*GIVEN INSTRUCTION:*
Repeat every entry in the listing below, exactly.

Data excerpts:
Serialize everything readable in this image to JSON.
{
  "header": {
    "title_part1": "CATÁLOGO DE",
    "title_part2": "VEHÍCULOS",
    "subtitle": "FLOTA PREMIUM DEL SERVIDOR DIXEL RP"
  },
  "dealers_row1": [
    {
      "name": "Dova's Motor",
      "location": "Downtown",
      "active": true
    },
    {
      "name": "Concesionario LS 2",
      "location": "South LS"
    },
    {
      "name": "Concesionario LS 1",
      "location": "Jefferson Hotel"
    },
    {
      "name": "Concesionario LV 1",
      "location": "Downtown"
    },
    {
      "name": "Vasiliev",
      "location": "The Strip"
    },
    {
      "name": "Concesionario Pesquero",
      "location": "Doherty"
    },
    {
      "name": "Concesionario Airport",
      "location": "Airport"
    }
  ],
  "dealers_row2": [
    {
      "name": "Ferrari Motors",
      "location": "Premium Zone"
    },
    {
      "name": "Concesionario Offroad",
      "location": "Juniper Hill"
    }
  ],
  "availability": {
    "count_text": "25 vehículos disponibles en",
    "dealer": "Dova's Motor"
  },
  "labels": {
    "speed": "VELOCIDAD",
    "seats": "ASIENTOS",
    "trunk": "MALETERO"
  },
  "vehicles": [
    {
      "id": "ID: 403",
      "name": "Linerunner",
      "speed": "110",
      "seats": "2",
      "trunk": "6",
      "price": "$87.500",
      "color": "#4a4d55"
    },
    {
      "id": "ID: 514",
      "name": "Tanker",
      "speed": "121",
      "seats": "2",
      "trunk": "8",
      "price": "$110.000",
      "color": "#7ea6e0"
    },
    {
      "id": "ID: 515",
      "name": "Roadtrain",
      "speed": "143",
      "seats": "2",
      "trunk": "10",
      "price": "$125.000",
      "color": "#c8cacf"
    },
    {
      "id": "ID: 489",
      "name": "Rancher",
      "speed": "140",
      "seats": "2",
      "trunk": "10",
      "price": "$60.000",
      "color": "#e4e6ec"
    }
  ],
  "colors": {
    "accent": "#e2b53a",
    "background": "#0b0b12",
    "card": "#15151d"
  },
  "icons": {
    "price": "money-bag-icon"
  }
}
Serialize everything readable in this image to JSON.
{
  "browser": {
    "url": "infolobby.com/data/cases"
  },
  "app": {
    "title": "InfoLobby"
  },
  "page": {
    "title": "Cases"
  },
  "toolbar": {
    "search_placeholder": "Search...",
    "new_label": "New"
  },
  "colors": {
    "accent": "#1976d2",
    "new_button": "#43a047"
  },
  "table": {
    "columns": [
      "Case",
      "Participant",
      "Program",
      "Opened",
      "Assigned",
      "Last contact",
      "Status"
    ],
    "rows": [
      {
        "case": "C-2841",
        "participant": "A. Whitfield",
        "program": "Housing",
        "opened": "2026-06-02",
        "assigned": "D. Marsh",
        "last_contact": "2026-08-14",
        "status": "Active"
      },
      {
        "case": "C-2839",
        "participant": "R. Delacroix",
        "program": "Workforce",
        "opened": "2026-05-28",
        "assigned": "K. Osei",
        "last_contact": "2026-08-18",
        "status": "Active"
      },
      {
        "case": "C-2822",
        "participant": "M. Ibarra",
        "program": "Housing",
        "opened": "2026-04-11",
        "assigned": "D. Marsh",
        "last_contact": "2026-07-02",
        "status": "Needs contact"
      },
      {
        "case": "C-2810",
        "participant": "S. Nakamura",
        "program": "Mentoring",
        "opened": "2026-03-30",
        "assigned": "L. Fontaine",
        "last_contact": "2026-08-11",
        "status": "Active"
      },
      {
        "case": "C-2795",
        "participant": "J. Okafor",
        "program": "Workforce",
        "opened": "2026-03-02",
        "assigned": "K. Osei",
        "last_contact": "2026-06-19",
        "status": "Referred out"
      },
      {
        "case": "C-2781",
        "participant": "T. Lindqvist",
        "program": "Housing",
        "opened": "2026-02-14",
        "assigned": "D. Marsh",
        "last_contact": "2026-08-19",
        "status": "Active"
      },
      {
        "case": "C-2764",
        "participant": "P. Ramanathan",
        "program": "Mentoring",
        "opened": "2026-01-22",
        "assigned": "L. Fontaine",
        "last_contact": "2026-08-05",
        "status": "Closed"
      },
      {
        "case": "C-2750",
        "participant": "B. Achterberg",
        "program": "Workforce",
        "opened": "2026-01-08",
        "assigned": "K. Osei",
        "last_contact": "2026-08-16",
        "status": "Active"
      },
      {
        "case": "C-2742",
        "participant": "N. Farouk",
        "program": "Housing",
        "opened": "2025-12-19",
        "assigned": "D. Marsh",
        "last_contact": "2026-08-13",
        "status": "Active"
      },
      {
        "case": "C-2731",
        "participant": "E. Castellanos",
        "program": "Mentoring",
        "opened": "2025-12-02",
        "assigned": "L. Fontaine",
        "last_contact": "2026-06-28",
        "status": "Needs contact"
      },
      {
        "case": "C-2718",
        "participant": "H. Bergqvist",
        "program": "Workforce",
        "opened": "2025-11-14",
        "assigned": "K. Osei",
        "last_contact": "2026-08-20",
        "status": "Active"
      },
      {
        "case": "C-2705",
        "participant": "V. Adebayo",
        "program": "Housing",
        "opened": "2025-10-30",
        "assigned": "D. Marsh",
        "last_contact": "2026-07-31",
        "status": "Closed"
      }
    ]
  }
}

*TASK SOLUTION:*
Serialize everything readable in this image to JSON.
{
  "header": {
    "title_part1": "CATÁLOGO DE",
    "title_part2": "VEHÍCULOS",
    "subtitle": "FLOTA PREMIUM DEL SERVIDOR DIXEL RP"
  },
  "dealers_row1": [
    {
      "name": "Dova's Motor",
      "location": "Downtown",
      "active": true
    },
    {
      "name": "Concesionario LS 2",
      "location": "South LS"
    },
    {
      "name": "Concesionario LS 1",
      "location": "Jefferson Hotel"
    },
    {
      "name": "Concesionario LV 1",
      "location": "Downtown"
    },
    {
      "name": "Vasiliev",
      "location": "The Strip"
    },
    {
      "name": "Concesionario Pesquero",
      "location": "Doherty"
    },
    {
      "name": "Concesionario Airport",
      "location": "Airport"
    }
  ],
  "dealers_row2": [
    {
      "name": "Ferrari Motors",
      "location": "Premium Zone"
    },
    {
      "name": "Concesionario Offroad",
      "location": "Juniper Hill"
    }
  ],
  "availability": {
    "count_text": "25 vehículos disponibles en",
    "dealer": "Dova's Motor"
  },
  "labels": {
    "speed": "VELOCIDAD",
    "seats": "ASIENTOS",
    "trunk": "MALETERO"
  },
  "vehicles": [
    {
      "id": "ID: 403",
      "name": "Linerunner",
      "speed": "110",
      "seats": "2",
      "trunk": "6",
      "price": "$87.500",
      "color": "#4a4d55"
    },
    {
      "id": "ID: 514",
      "name": "Tanker",
      "speed": "121",
      "seats": "2",
      "trunk": "8",
      "price": "$110.000",
      "color": "#7ea6e0"
    },
    {
      "id": "ID: 515",
      "name": "Roadtrain",
      "speed": "143",
      "seats": "2",
      "trunk": "10",
      "price": "$125.000",
      "color": "#c8cacf"
    },
    {
      "id": "ID: 489",
      "name": "Rancher",
      "speed": "140",
      "seats": "2",
      "trunk": "10",
      "price": "$60.000",
      "color": "#e4e6ec"
    }
  ],
  "colors": {
    "accent": "#e2b53a",
    "background": "#0b0b12",
    "card": "#15151d"
  },
  "icons": {
    "price": "money-bag-icon"
  }
}
Serialize everything readable in this image to JSON.
{
  "browser": {
    "url": "infolobby.com/data/cases"
  },
  "app": {
    "title": "InfoLobby"
  },
  "page": {
    "title": "Cases"
  },
  "toolbar": {
    "search_placeholder": "Search...",
    "new_label": "New"
  },
  "colors": {
    "accent": "#1976d2",
    "new_button": "#43a047"
  },
  "table": {
    "columns": [
      "Case",
      "Participant",
      "Program",
      "Opened",
      "Assigned",
      "Last contact",
      "Status"
    ],
    "rows": [
      {
        "case": "C-2841",
        "participant": "A. Whitfield",
        "program": "Housing",
        "opened": "2026-06-02",
        "assigned": "D. Marsh",
        "last_contact": "2026-08-14",
        "status": "Active"
      },
      {
        "case": "C-2839",
        "participant": "R. Delacroix",
        "program": "Workforce",
        "opened": "2026-05-28",
        "assigned": "K. Osei",
        "last_contact": "2026-08-18",
        "status": "Active"
      },
      {
        "case": "C-2822",
        "participant": "M. Ibarra",
        "program": "Housing",
        "opened": "2026-04-11",
        "assigned": "D. Marsh",
        "last_contact": "2026-07-02",
        "status": "Needs contact"
      },
      {
        "case": "C-2810",
        "participant": "S. Nakamura",
        "program": "Mentoring",
        "opened": "2026-03-30",
        "assigned": "L. Fontaine",
        "last_contact": "2026-08-11",
        "status": "Active"
      },
      {
        "case": "C-2795",
        "participant": "J. Okafor",
        "program": "Workforce",
        "opened": "2026-03-02",
        "assigned": "K. Osei",
        "last_contact": "2026-06-19",
        "status": "Referred out"
      },
      {
        "case": "C-2781",
        "participant": "T. Lindqvist",
        "program": "Housing",
        "opened": "2026-02-14",
        "assigned": "D. Marsh",
        "last_contact": "2026-08-19",
        "status": "Active"
      },
      {
        "case": "C-2764",
        "participant": "P. Ramanathan",
        "program": "Mentoring",
        "opened": "2026-01-22",
        "assigned": "L. Fontaine",
        "last_contact": "2026-08-05",
        "status": "Closed"
      },
      {
        "case": "C-2750",
        "participant": "B. Achterberg",
        "program": "Workforce",
        "opened": "2026-01-08",
        "assigned": "K. Osei",
        "last_contact": "2026-08-16",
        "status": "Active"
      },
      {
        "case": "C-2742",
        "participant": "N. Farouk",
        "program": "Housing",
        "opened": "2025-12-19",
        "assigned": "D. Marsh",
        "last_contact": "2026-08-13",
        "status": "Active"
      },
      {
        "case": "C-2731",
        "participant": "E. Castellanos",
        "program": "Mentoring",
        "opened": "2025-12-02",
        "assigned": "L. Fontaine",
        "last_contact": "2026-06-28",
        "status": "Needs contact"
      },
      {
        "case": "C-2718",
        "participant": "H. Bergqvist",
        "program": "Workforce",
        "opened": "2025-11-14",
        "assigned": "K. Osei",
        "last_contact": "2026-08-20",
        "status": "Active"
      },
      {
        "case": "C-2705",
        "participant": "V. Adebayo",
        "program": "Housing",
        "opened": "2025-10-30",
        "assigned": "D. Marsh",
        "last_contact": "2026-07-31",
        "status": "Closed"
      }
    ]
  }
}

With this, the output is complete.